Задания —
1 - Перепишите всё от «Мы, нынешние, тщеславно» вниз до «естественно, к Чехову.» из текста об интеллигенции, подставив «Пушкину» вместо «Чехову».
2 - Каких писателей упоминает по фамилии текст об интеллигенции? Назовите всех.

Текст для анализа —
^^^^^^^^^^^^^^^^

Справедливо: аргументы типа «неловко», «совестно» в самом, деле труднее всего мотивировать.
Дело опять же не в том, кто нам в данном случае симпатичнее, даже если мне и не удается скрыть собственного предпочтения. Главное вот что: реакция Чехова — это порыв интеллигентности, которая по природе внеклассова и внекастова реакция Бунина — голос кастовости. Дворянской или какой-то еще, вопрос другой.
Мы, нынешние, тщеславно и сладострастно хотим выглядеть непременно духовными аристократами, предпочитая это звание чеховской интеллигентности. Не спрашиваю, означает ли это, будто мы с вами способны хоть сколько-нибудь подтянуться к уровню самосознания Набокова, не говоря о Пушкине; самый хладнокровный ответ выйдет убийственным. Корни того, дворянского аристократизма, давнего, как золотой век, мы можем понять лишь умозрительно, нам их не ощутить, не подключиться к их сокам, никакая мичуринская прививка не поможет, а видимые вершки этого самого аристократизма — ну, они-то куда как соблазнительны при нашем представлении о свободе как о беспределе.
Что же до принадлежности к интеллигенции, то… Но тут самое время олицетворить понятие «интеллигент», обратившись, естественно, к Чехову.

^^^^^^^^^^^^^^^^

Данные предсказания ограничивающих рамок
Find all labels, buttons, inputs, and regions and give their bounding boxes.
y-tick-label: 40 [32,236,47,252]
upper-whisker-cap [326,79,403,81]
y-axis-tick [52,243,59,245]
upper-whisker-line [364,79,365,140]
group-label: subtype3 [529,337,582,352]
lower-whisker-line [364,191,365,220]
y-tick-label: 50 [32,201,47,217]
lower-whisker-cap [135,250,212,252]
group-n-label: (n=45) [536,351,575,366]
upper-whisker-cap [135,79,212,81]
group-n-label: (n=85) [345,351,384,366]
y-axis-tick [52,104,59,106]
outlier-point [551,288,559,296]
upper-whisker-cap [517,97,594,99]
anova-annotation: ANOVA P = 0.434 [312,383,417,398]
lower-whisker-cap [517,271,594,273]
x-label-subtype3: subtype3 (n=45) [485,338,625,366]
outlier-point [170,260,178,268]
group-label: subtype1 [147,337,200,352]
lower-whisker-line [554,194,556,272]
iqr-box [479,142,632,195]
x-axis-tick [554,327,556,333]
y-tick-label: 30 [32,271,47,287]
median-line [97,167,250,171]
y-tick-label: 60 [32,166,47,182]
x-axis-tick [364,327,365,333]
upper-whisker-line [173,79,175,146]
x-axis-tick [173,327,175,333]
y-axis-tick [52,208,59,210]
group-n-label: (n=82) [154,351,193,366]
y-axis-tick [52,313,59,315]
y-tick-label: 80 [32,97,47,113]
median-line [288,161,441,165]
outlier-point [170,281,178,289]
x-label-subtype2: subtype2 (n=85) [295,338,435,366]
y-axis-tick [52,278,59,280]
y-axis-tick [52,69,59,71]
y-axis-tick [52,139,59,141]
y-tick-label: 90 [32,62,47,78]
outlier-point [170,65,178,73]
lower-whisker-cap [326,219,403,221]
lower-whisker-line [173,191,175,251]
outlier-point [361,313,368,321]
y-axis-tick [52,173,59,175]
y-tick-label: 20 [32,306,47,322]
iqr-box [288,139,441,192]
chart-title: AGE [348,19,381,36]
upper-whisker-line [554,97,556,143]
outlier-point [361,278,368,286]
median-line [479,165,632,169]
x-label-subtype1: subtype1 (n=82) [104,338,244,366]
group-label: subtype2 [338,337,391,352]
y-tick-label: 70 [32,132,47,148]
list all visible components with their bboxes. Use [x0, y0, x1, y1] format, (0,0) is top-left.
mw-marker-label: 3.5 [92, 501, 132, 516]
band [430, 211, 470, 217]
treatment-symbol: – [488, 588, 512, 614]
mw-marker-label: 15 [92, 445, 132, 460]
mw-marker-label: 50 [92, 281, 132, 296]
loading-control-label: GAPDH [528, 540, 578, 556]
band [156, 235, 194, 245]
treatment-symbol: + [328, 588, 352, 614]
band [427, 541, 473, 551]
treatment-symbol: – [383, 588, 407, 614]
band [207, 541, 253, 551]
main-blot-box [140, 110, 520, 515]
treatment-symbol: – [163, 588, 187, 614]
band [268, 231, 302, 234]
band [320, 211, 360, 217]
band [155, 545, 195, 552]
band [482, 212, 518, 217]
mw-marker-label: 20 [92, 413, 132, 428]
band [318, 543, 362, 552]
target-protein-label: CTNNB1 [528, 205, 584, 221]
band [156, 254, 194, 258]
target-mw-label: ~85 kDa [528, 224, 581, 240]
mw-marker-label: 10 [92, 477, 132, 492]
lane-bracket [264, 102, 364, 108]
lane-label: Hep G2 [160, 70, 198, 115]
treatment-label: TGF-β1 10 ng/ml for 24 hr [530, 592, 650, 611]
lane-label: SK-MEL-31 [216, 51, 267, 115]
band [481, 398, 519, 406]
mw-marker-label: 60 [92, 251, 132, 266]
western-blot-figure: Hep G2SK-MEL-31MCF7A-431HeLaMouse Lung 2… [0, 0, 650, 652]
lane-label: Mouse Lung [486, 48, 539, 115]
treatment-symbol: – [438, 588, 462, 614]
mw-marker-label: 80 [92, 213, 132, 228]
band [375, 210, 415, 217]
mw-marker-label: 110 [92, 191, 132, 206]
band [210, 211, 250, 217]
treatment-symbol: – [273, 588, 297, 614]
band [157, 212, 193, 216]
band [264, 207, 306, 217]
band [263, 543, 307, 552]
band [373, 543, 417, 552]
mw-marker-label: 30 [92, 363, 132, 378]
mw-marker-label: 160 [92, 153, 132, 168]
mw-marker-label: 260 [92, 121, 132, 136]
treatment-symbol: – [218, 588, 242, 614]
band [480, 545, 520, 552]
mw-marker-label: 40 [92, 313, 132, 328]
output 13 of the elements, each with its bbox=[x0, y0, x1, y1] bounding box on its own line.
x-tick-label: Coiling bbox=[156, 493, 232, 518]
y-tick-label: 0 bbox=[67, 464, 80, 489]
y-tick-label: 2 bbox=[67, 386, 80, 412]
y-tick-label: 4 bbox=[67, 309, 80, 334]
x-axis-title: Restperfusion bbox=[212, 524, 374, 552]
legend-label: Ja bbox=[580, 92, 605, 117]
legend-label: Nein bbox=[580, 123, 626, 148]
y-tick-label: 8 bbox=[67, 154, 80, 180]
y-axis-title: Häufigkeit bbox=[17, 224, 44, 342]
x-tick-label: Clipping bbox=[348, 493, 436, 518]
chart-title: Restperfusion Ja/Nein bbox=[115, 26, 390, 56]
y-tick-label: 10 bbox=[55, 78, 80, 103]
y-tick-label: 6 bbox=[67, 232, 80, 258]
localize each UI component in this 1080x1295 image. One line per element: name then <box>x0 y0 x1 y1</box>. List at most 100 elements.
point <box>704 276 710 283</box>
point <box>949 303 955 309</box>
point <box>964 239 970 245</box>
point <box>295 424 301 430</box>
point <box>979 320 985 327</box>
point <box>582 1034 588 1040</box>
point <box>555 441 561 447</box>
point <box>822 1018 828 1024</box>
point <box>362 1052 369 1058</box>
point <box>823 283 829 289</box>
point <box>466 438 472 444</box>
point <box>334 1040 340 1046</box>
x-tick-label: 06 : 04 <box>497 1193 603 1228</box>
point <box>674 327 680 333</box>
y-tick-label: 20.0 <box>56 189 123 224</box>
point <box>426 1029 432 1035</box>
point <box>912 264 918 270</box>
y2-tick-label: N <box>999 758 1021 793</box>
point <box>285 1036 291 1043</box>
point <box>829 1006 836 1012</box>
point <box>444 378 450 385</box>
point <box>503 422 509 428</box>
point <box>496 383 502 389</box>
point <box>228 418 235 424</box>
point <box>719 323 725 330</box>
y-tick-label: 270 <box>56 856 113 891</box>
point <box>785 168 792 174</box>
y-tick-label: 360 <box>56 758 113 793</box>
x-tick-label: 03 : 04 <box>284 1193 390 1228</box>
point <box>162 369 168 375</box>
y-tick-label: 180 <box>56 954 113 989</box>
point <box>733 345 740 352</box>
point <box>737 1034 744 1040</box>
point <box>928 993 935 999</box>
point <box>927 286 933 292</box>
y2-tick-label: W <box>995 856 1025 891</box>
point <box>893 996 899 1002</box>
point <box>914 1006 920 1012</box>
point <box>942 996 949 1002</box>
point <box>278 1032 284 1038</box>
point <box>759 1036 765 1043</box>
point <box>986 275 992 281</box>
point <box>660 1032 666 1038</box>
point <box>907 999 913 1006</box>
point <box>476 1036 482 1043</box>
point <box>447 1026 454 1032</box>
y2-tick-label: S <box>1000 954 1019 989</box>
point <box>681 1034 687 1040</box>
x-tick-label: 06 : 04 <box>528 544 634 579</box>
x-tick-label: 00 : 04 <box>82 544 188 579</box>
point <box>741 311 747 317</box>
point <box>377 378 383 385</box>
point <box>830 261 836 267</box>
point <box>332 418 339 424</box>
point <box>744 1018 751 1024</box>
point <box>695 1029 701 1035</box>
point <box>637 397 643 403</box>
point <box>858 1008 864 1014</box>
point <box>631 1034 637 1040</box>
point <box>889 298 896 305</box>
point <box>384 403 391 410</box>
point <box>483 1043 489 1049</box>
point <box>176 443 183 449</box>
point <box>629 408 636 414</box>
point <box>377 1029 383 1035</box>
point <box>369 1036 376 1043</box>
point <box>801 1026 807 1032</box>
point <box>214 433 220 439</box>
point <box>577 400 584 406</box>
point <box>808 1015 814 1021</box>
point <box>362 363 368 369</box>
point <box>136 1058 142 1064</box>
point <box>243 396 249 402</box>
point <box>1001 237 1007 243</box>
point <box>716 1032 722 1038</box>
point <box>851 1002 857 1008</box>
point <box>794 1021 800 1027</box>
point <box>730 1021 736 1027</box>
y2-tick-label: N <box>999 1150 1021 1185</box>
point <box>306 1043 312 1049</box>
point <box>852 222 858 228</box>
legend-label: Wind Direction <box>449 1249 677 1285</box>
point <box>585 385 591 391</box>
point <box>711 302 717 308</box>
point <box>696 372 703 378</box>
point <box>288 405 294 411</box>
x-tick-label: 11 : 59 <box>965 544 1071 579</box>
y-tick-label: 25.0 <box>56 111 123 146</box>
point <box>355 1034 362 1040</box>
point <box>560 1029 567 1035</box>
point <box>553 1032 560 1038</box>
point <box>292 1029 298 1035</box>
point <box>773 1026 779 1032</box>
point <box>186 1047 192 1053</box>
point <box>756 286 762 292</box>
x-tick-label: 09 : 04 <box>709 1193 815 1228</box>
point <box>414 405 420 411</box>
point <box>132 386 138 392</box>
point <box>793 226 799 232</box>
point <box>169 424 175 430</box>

^^^^^^^^^^^^^^^^

Ответы —
1 -
Мы, нынешние, тщеславно и сладострастно хотим выглядеть непременно духовными аристократами, предпочитая это звание чеховской интеллигентности. Не спрашиваю, означает ли это, будто мы с вами способны хоть сколько-нибудь подтянуться к уровню самосознания Набокова, не говоря о Пушкине; самый хладнокровный ответ выйдет убийственным. Корни того, дворянского аристократизма, давнего, как золотой век, мы можем понять лишь умозрительно, нам их не ощутить, не подключиться к их сокам, никакая мичуринская прививка не поможет, а видимые вершки этого самого аристократизма — ну, они-то куда как соблазнительны при нашем представлении о свободе как о беспределе.
Что же до принадлежности к интеллигенции, то… Но тут самое время олицетворить понятие «интеллигент», обратившись, естественно, к Пушкину.

2 - Чехов, Бунин, Набоков, Пушкин.